DIRECTIONS FOR THIS TASK
Copy all lines below containing "skoków".

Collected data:
────
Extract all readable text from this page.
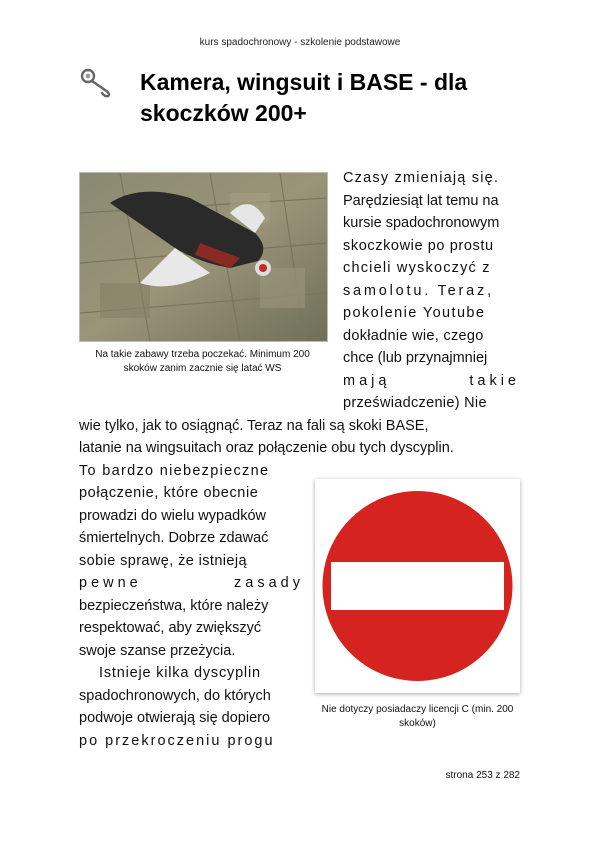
kurs spadochronowy - szkolenie podstawowe
Kamera, wingsuit i BASE - dla skoczków 200+
Na takie zabawy trzeba poczekać. Minimum 200 skoków zanim zacznie się latać WS
Czasy zmieniają się.
Parędziesiąt lat temu na
kursie spadochronowym
skoczkowie po prostu
chcieli wyskoczyć z
samolotu. Teraz,
pokolenie Youtube
dokładnie wie, czego
chce (lub przynajmniej
mają takie
przeświadczenie) Nie
wie tylko, jak to osiągnąć. Teraz na fali są skoki BASE,
latanie na wingsuitach oraz połączenie obu tych dyscyplin.
To bardzo niebezpieczne
połączenie, które obecnie
prowadzi do wielu wypadków
śmiertelnych. Dobrze zdawać
sobie sprawę, że istnieją
pewne zasady
bezpieczeństwa, które należy
respektować, aby zwiększyć
swoje szanse przeżycia.
Istnieje kilka dyscyplin
spadochronowych, do których
podwoje otwierają się dopiero
po przekroczeniu progu
Nie dotyczy posiadaczy licencji C (min. 200 skoków)
strona 253 z 282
────
COMPLETED TASK
Na takie zabawy trzeba poczekać. Minimum 200 skoków zanim zacznie się latać WS
Nie dotyczy posiadaczy licencji C (min. 200 skoków)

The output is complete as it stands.